━━━━━ PROVIDED ENTRIES ━━━━━

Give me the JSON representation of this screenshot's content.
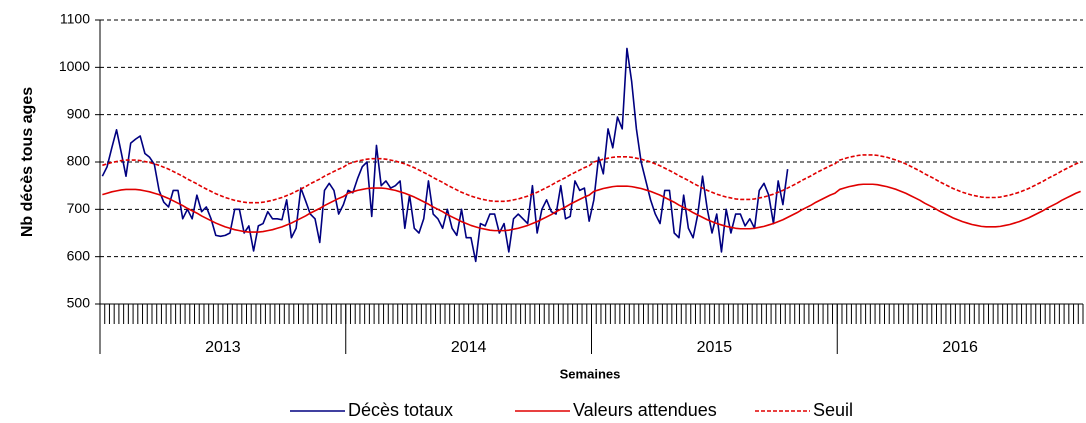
{
  "chart_data": {
    "type": "line",
    "ylabel": "Nb décès tous ages",
    "xlabel": "Semaines",
    "x_groups": [
      "2013",
      "2014",
      "2015",
      "2016"
    ],
    "categories": [
      null,
      null,
      null,
      null,
      null,
      null,
      null,
      null,
      null,
      null,
      null,
      null,
      null,
      null,
      null,
      null,
      null,
      null,
      null,
      null,
      null,
      null,
      null,
      null,
      null,
      null,
      null,
      null,
      null,
      null,
      null,
      null,
      null,
      null,
      null,
      null,
      null,
      null,
      null,
      null,
      null,
      null,
      null,
      null,
      null,
      null,
      null,
      null,
      null,
      null,
      null,
      null,
      null,
      null,
      null,
      null,
      null,
      null,
      null,
      null,
      null,
      null,
      null,
      null,
      null,
      null,
      null,
      null,
      null,
      null,
      null,
      null,
      null,
      null,
      null,
      null,
      null,
      null,
      null,
      null,
      null,
      null,
      null,
      null,
      null,
      null,
      null,
      null,
      null,
      null,
      null,
      null,
      null,
      null,
      null,
      null,
      null,
      null,
      null,
      null,
      null,
      null,
      null,
      null,
      null,
      null,
      null,
      null,
      null,
      null,
      null,
      null,
      null,
      null,
      null,
      null,
      null,
      null,
      null,
      null,
      null,
      null,
      null,
      null,
      null,
      null,
      null,
      null,
      null,
      null,
      null,
      null,
      null,
      null,
      null,
      null,
      null,
      null,
      null,
      null,
      null,
      null,
      null,
      null,
      null,
      null,
      null,
      null,
      null,
      null,
      null,
      null,
      null,
      null,
      null,
      null,
      null,
      null,
      null,
      null,
      null,
      null,
      null,
      null,
      null,
      null,
      null,
      null,
      null,
      null,
      null,
      null,
      null,
      null,
      null,
      null,
      null,
      null,
      null,
      null,
      null,
      null,
      null,
      null,
      null,
      null,
      null,
      null,
      null,
      null,
      null,
      null,
      null,
      null,
      null,
      null,
      null,
      null,
      null,
      null,
      null,
      null,
      null,
      null,
      null,
      null,
      null,
      null
    ],
    "ylim": [
      500,
      1100
    ],
    "yticks": [
      500,
      600,
      700,
      800,
      900,
      1000,
      1100
    ],
    "grid": true,
    "legend": "bottom",
    "series": [
      {
        "name": "Décès totaux",
        "color": "#000080",
        "line_style": "solid",
        "values": [
          770,
          790,
          830,
          868,
          820,
          770,
          840,
          848,
          855,
          818,
          810,
          795,
          740,
          715,
          705,
          740,
          740,
          680,
          700,
          680,
          730,
          695,
          705,
          680,
          645,
          643,
          645,
          650,
          700,
          700,
          650,
          665,
          612,
          665,
          670,
          695,
          680,
          680,
          678,
          720,
          640,
          660,
          745,
          718,
          690,
          680,
          630,
          740,
          755,
          740,
          690,
          710,
          740,
          735,
          765,
          790,
          800,
          685,
          835,
          750,
          760,
          745,
          750,
          760,
          660,
          730,
          660,
          650,
          680,
          760,
          690,
          680,
          660,
          700,
          660,
          645,
          700,
          640,
          640,
          590,
          670,
          665,
          690,
          690,
          650,
          670,
          610,
          680,
          690,
          680,
          670,
          750,
          650,
          700,
          720,
          695,
          690,
          750,
          680,
          685,
          760,
          740,
          745,
          675,
          720,
          810,
          775,
          870,
          830,
          895,
          870,
          1040,
          970,
          870,
          800,
          760,
          720,
          690,
          670,
          740,
          740,
          650,
          640,
          730,
          660,
          640,
          690,
          770,
          700,
          650,
          690,
          610,
          700,
          650,
          690,
          690,
          665,
          680,
          660,
          740,
          755,
          730,
          670,
          760,
          710,
          785,
          null,
          null,
          null,
          null,
          null,
          null,
          null,
          null,
          null,
          null,
          null,
          null,
          null,
          null,
          null,
          null,
          null,
          null,
          null,
          null,
          null,
          null,
          null,
          null,
          null,
          null,
          null,
          null,
          null,
          null,
          null,
          null,
          null,
          null,
          null,
          null,
          null,
          null,
          null,
          null,
          null,
          null,
          null,
          null,
          null,
          null,
          null,
          null,
          null,
          null,
          null,
          null,
          null,
          null,
          null,
          null,
          null,
          null,
          null,
          null,
          null,
          null
        ]
      },
      {
        "name": "Valeurs attendues",
        "color": "#e00000",
        "line_style": "solid",
        "values": [
          731,
          734,
          737,
          739,
          741,
          742,
          742,
          742,
          741,
          739,
          737,
          734,
          731,
          727,
          723,
          718,
          713,
          708,
          702,
          697,
          692,
          686,
          681,
          676,
          671,
          667,
          663,
          660,
          657,
          655,
          653,
          652,
          652,
          652,
          653,
          655,
          657,
          660,
          663,
          667,
          671,
          676,
          681,
          686,
          692,
          697,
          702,
          708,
          713,
          718,
          723,
          727,
          734,
          737,
          740,
          742,
          744,
          745,
          745,
          745,
          744,
          742,
          740,
          737,
          734,
          730,
          726,
          721,
          716,
          711,
          705,
          700,
          695,
          689,
          684,
          679,
          674,
          670,
          666,
          663,
          660,
          658,
          656,
          655,
          655,
          655,
          656,
          658,
          660,
          663,
          666,
          670,
          674,
          679,
          684,
          689,
          695,
          700,
          705,
          711,
          716,
          721,
          726,
          730,
          738,
          741,
          744,
          746,
          748,
          749,
          749,
          749,
          748,
          746,
          744,
          741,
          738,
          734,
          730,
          725,
          720,
          715,
          709,
          704,
          699,
          693,
          688,
          683,
          678,
          674,
          670,
          667,
          664,
          662,
          660,
          659,
          659,
          659,
          660,
          662,
          664,
          667,
          670,
          674,
          678,
          683,
          688,
          693,
          699,
          704,
          709,
          715,
          720,
          725,
          730,
          734,
          742,
          745,
          748,
          750,
          752,
          753,
          753,
          753,
          752,
          750,
          748,
          745,
          742,
          738,
          734,
          729,
          724,
          719,
          713,
          708,
          703,
          697,
          692,
          687,
          682,
          678,
          674,
          671,
          668,
          666,
          664,
          663,
          663,
          663,
          664,
          666,
          668,
          671,
          674,
          678,
          682,
          687,
          692,
          697,
          703,
          708,
          713,
          719,
          724,
          729,
          734,
          738
        ]
      },
      {
        "name": "Seuil",
        "color": "#e00000",
        "line_style": "dashed",
        "values": [
          793,
          796,
          799,
          801,
          803,
          804,
          804,
          804,
          803,
          801,
          799,
          796,
          793,
          789,
          785,
          780,
          775,
          770,
          764,
          759,
          754,
          748,
          743,
          738,
          733,
          729,
          725,
          722,
          719,
          717,
          715,
          714,
          714,
          714,
          715,
          717,
          719,
          722,
          725,
          729,
          733,
          738,
          743,
          748,
          754,
          759,
          764,
          770,
          775,
          780,
          785,
          789,
          796,
          799,
          802,
          804,
          806,
          807,
          807,
          807,
          806,
          804,
          802,
          799,
          796,
          792,
          788,
          783,
          778,
          773,
          767,
          762,
          757,
          751,
          746,
          741,
          736,
          732,
          728,
          725,
          722,
          720,
          718,
          717,
          717,
          717,
          718,
          720,
          722,
          725,
          728,
          732,
          736,
          741,
          746,
          751,
          757,
          762,
          767,
          773,
          778,
          783,
          788,
          792,
          800,
          803,
          806,
          808,
          810,
          811,
          811,
          811,
          810,
          808,
          806,
          803,
          800,
          796,
          792,
          787,
          782,
          777,
          771,
          766,
          761,
          755,
          750,
          745,
          740,
          736,
          732,
          729,
          726,
          724,
          722,
          721,
          721,
          721,
          722,
          724,
          726,
          729,
          732,
          736,
          740,
          745,
          750,
          755,
          761,
          766,
          771,
          777,
          782,
          787,
          792,
          796,
          804,
          807,
          810,
          812,
          814,
          815,
          815,
          815,
          814,
          812,
          810,
          807,
          804,
          800,
          796,
          791,
          786,
          781,
          775,
          770,
          765,
          759,
          754,
          749,
          744,
          740,
          736,
          733,
          730,
          728,
          726,
          725,
          725,
          725,
          726,
          728,
          730,
          733,
          736,
          740,
          744,
          749,
          754,
          759,
          765,
          770,
          775,
          781,
          786,
          791,
          796,
          800
        ]
      }
    ]
  }
}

━━━━━

● **SET TASK**: Copy out every line of the listing that contains the string "name".

● **COMPLETE OUTPUT**:
        "name": "Décès totaux",
        "name": "Valeurs attendues",
        "name": "Seuil",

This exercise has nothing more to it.